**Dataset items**
»»
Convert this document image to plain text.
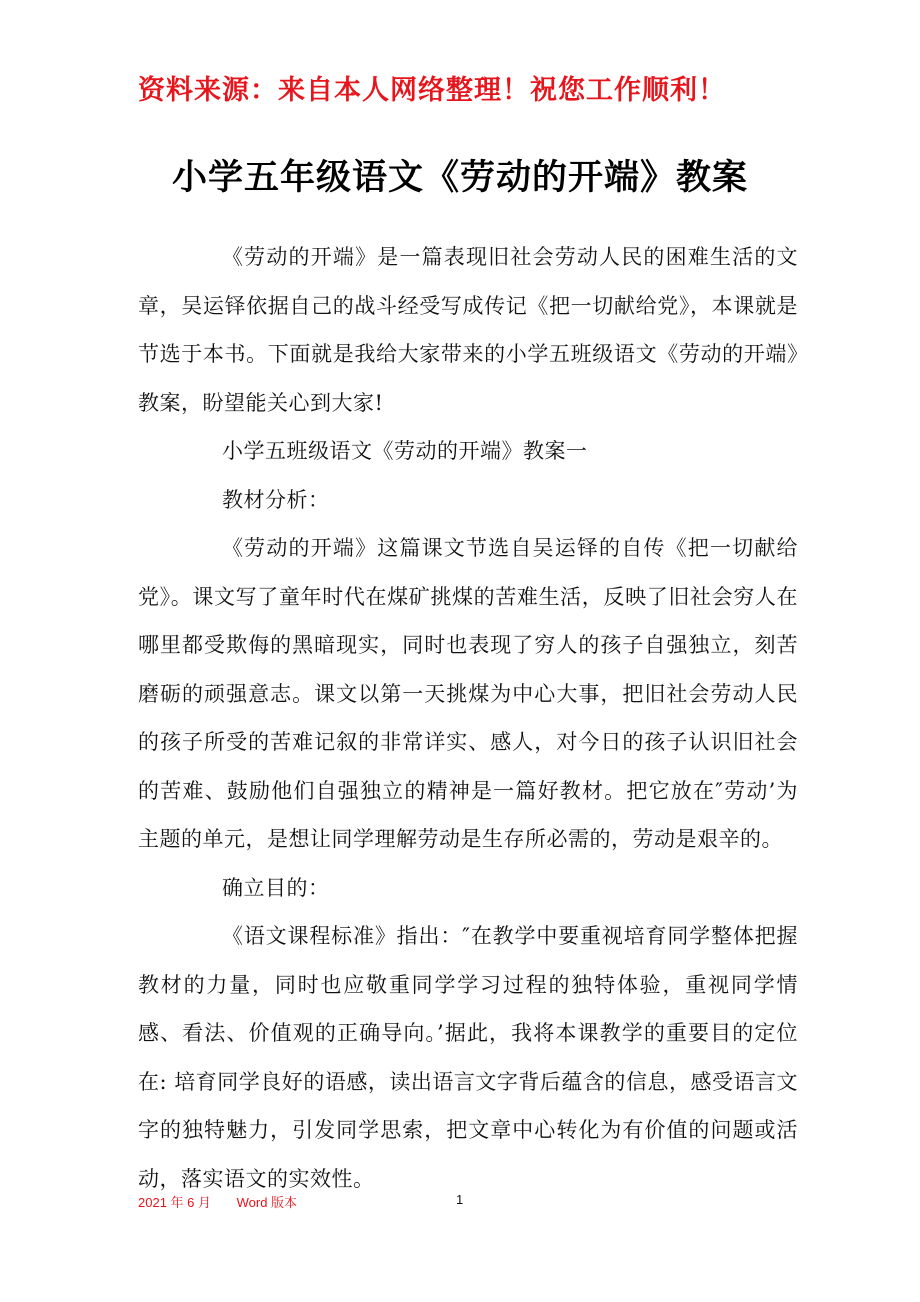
资料来源：来自本人网络整理！祝您工作顺利！
小学五年级语文《劳动的开端》教案

《劳动的开端》是一篇表现旧社会劳动人民的困难生活的文章，吴运铎依据自己的战斗经受写成传记《把一切献给党》，本课就是节选于本书。下面就是我给大家带来的小学五班级语文《劳动的开端》教案，盼望能关心到大家!

小学五班级语文《劳动的开端》教案一

教材分析：

《劳动的开端》这篇课文节选自吴运铎的自传《把一切献给党》。课文写了童年时代在煤矿挑煤的苦难生活，反映了旧社会穷人在哪里都受欺侮的黑暗现实，同时也表现了穷人的孩子自强独立，刻苦磨砺的顽强意志。课文以第一天挑煤为中心大事，把旧社会劳动人民的孩子所受的苦难记叙的非常详实、感人，对今日的孩子认识旧社会的苦难、鼓励他们自强独立的精神是一篇好教材。把它放在″劳动’为主题的单元，是想让同学理解劳动是生存所必需的，劳动是艰辛的。

确立目的：

《语文课程标准》指出：″在教学中要重视培育同学整体把握教材的力量，同时也应敬重同学学习过程的独特体验，重视同学情感、看法、价值观的正确导向。’据此，我将本课教学的重要目的定位在: 培育同学良好的语感，读出语言文字背后蕴含的信息，感受语言文字的独特魅力，引发同学思索，把文章中心转化为有价值的问题或活动，落实语文的实效性。

2021 年 6 月 Word 版本	1
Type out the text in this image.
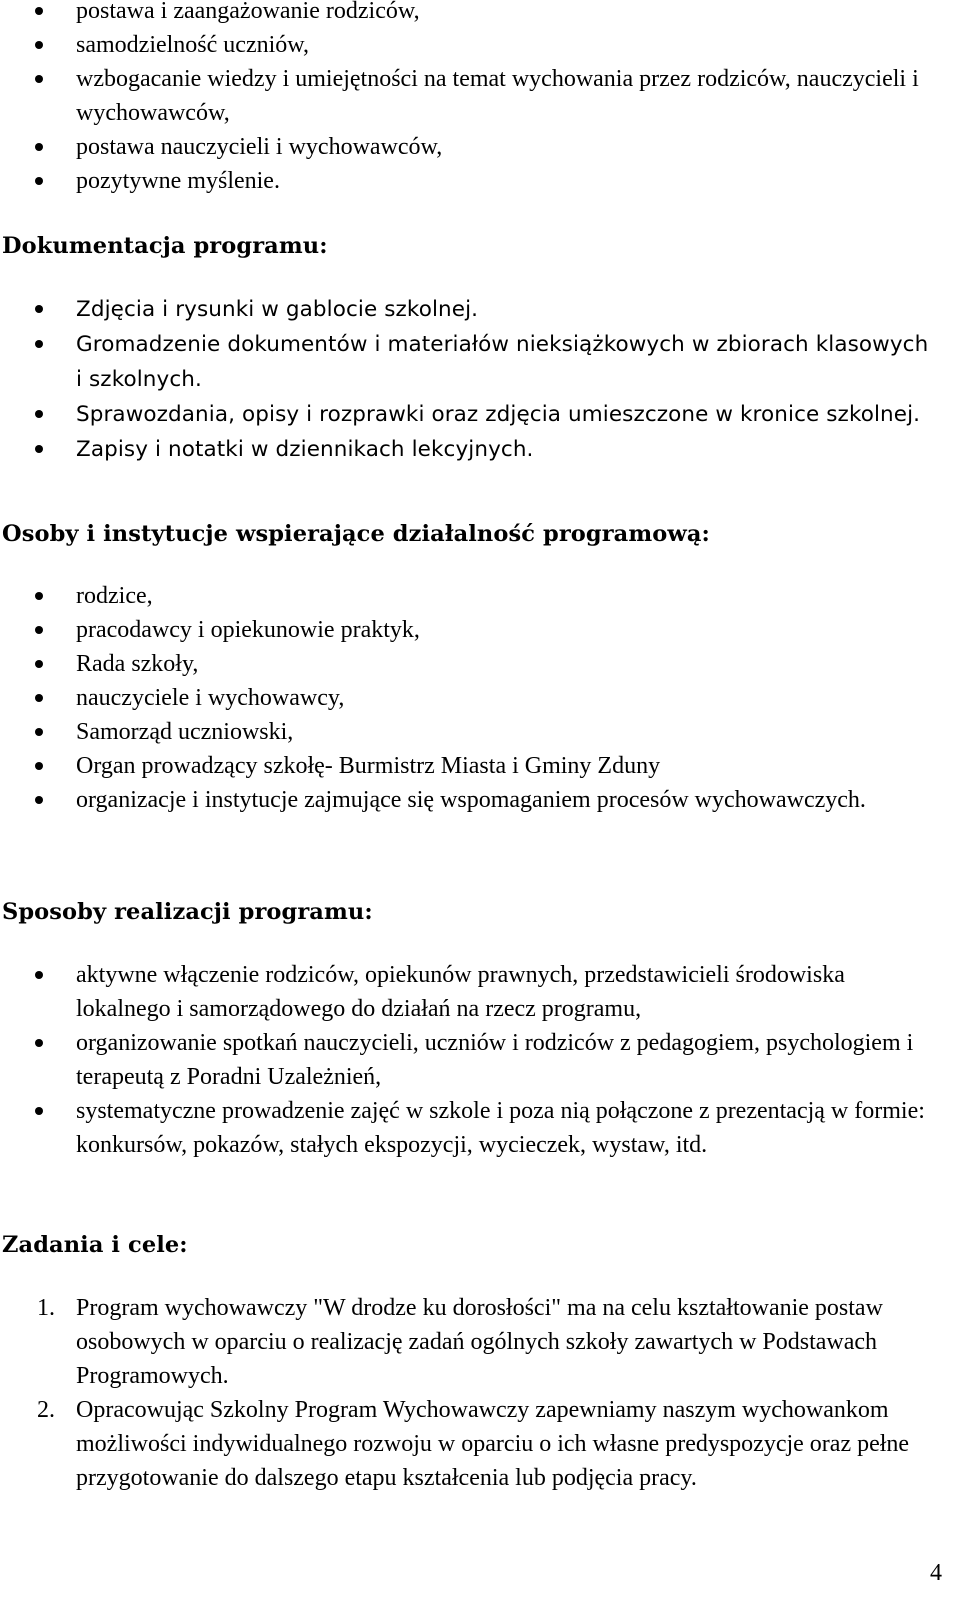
postawa i zaangażowanie rodziców,
samodzielność uczniów,
wzbogacanie wiedzy i umiejętności na temat wychowania przez rodziców, nauczycieli i wychowawców,
postawa nauczycieli i wychowawców,
pozytywne myślenie.
Dokumentacja programu:
Zdjęcia i rysunki w gablocie szkolnej.
Gromadzenie dokumentów i materiałów nieksiążkowych w zbiorach klasowych i szkolnych.
Sprawozdania, opisy i rozprawki oraz zdjęcia umieszczone w kronice szkolnej.
Zapisy i notatki w dziennikach lekcyjnych.
Osoby i instytucje wspierające działalność programową:
rodzice,
pracodawcy i opiekunowie praktyk,
Rada szkoły,
nauczyciele i wychowawcy,
Samorząd uczniowski,
Organ prowadzący szkołę- Burmistrz Miasta i Gminy Zduny
organizacje i instytucje zajmujące się wspomaganiem procesów wychowawczych.
Sposoby realizacji programu:
aktywne włączenie rodziców, opiekunów prawnych, przedstawicieli środowiska lokalnego i samorządowego do działań na rzecz programu,
organizowanie spotkań nauczycieli, uczniów i rodziców z pedagogiem, psychologiem i terapeutą z Poradni Uzależnień,
systematyczne prowadzenie zajęć w szkole i poza nią połączone z prezentacją w formie: konkursów, pokazów, stałych ekspozycji, wycieczek, wystaw, itd.
Zadania i cele:
1. Program wychowawczy "W drodze ku dorosłości" ma na celu kształtowanie postaw osobowych w oparciu o realizację zadań ogólnych szkoły zawartych w Podstawach Programowych.
2. Opracowując Szkolny Program Wychowawczy zapewniamy naszym wychowankom możliwości indywidualnego rozwoju w oparciu o ich własne predyspozycje oraz pełne przygotowanie do dalszego etapu kształcenia lub podjęcia pracy.
4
««
**To do**
Select and copy every line from the records that includes the word "text".

**Solution to this task**
Convert this document image to plain text.
Type out the text in this image.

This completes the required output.